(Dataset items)
───

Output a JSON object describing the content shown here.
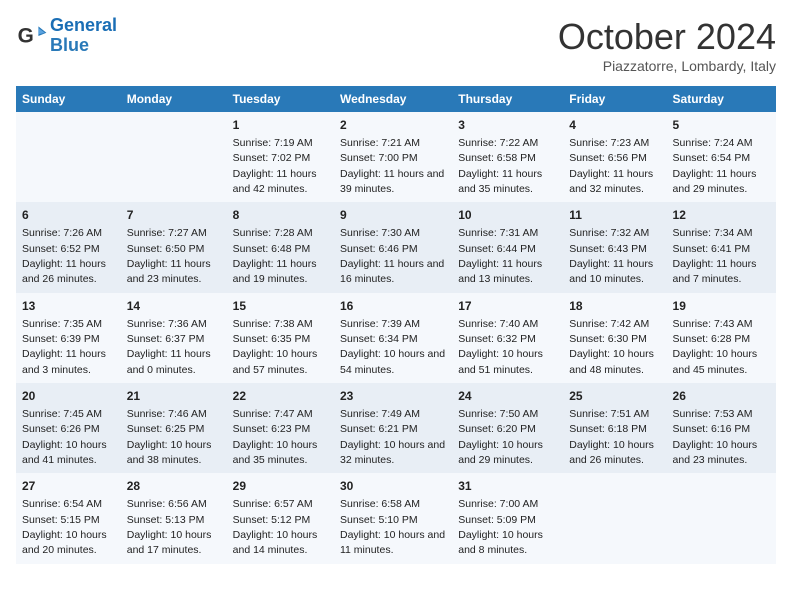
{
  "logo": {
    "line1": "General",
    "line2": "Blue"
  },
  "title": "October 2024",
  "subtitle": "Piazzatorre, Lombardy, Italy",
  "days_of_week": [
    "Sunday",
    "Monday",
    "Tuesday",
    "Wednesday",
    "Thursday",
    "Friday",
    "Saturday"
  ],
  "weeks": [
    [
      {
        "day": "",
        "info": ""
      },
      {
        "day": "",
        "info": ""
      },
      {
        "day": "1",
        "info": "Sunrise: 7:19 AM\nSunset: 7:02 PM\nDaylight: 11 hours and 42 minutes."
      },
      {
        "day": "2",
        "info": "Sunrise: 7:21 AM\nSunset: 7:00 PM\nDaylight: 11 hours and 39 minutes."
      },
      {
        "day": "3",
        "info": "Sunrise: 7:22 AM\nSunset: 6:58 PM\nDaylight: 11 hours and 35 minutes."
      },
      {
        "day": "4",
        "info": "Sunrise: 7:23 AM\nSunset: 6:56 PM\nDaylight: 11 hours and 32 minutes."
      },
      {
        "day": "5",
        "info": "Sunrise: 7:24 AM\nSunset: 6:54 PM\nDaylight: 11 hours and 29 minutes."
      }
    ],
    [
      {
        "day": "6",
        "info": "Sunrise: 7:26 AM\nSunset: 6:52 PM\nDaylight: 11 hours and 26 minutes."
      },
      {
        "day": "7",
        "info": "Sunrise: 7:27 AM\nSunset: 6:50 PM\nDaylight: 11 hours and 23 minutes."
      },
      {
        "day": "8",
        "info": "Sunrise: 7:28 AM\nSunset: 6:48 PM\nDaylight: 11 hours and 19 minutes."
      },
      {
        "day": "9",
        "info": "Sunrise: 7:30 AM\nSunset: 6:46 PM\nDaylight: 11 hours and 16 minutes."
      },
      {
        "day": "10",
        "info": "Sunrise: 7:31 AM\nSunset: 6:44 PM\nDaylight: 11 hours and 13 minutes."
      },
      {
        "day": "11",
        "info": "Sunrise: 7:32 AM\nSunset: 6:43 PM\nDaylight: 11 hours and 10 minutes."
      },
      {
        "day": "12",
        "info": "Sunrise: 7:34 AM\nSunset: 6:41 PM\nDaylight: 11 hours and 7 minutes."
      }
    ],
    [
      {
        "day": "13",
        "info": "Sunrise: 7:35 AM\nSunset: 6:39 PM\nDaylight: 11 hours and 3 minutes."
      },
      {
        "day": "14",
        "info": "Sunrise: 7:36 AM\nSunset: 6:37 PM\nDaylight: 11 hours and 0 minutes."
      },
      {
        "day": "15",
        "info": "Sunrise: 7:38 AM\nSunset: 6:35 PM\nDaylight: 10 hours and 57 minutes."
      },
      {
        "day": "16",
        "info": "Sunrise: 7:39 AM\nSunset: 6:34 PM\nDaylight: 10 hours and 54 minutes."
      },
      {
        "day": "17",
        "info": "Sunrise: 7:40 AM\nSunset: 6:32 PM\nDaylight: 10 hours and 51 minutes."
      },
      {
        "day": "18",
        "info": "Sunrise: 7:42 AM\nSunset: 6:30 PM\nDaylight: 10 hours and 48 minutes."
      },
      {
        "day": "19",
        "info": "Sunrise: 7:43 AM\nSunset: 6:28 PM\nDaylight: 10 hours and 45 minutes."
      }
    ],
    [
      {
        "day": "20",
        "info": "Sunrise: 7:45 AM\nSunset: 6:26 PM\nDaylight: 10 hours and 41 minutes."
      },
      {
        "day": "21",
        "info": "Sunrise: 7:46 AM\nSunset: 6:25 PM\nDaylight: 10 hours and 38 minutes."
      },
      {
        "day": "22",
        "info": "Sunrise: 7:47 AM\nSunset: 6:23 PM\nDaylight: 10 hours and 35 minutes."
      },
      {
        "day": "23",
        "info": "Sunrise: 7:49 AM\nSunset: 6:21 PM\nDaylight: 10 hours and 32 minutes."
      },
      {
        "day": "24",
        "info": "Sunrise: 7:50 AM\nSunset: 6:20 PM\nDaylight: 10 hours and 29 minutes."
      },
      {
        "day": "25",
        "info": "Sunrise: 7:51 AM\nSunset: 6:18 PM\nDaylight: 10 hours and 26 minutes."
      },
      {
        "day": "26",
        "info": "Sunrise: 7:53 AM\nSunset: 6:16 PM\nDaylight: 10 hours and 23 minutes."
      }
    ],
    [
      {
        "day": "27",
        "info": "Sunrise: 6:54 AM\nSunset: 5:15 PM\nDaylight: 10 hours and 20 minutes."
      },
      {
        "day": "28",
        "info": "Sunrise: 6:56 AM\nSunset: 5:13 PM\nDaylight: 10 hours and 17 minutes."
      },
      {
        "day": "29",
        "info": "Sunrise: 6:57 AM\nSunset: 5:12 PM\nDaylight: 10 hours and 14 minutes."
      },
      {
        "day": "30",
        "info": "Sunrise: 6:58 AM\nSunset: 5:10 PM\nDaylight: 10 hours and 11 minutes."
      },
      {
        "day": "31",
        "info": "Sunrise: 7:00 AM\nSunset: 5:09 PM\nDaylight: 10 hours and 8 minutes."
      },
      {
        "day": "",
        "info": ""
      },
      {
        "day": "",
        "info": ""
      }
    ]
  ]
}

───

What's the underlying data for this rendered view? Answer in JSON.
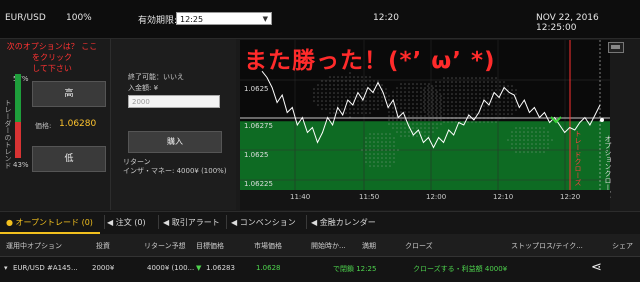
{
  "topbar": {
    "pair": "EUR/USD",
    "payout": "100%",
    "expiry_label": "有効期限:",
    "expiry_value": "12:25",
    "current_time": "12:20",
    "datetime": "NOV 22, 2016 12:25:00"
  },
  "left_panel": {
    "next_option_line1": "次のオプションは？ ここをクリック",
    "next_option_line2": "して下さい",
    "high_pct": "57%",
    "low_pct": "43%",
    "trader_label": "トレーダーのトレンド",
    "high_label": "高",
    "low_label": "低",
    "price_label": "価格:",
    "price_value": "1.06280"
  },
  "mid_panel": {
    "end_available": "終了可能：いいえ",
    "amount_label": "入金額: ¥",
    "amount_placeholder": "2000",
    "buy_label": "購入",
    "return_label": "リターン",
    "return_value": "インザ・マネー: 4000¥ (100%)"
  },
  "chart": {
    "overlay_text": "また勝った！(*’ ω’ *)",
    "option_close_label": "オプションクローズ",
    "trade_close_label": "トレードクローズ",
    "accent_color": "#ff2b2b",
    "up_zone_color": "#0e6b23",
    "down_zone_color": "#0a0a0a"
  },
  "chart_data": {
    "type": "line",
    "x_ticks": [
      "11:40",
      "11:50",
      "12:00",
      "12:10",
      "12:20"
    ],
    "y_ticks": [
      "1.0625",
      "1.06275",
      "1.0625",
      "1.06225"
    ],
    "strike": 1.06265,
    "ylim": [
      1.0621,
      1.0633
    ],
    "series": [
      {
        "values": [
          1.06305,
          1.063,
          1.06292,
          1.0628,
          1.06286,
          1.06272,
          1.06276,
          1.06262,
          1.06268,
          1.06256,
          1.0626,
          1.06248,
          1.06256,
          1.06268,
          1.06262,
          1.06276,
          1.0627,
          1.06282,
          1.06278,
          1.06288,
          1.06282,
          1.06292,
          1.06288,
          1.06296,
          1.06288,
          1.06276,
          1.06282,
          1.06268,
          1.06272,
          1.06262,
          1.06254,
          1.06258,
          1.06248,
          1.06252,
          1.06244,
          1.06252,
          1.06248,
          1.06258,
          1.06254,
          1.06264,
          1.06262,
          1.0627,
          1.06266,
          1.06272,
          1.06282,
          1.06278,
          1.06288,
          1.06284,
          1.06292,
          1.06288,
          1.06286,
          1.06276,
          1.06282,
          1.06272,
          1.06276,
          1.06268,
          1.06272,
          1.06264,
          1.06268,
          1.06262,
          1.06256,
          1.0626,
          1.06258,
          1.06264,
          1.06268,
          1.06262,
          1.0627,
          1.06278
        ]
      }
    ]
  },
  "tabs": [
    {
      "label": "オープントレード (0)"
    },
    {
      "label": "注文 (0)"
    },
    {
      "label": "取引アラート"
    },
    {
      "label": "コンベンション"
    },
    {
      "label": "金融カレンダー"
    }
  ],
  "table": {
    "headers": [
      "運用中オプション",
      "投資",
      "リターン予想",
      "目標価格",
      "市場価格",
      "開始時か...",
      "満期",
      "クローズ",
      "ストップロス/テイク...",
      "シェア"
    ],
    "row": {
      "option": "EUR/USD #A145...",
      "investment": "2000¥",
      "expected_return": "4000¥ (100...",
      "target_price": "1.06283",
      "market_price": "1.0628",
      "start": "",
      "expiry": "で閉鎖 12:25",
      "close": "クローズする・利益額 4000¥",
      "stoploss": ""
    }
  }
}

───

What you will do: Report the number of lines holding the string "JSON", without any other words.

Response below: 2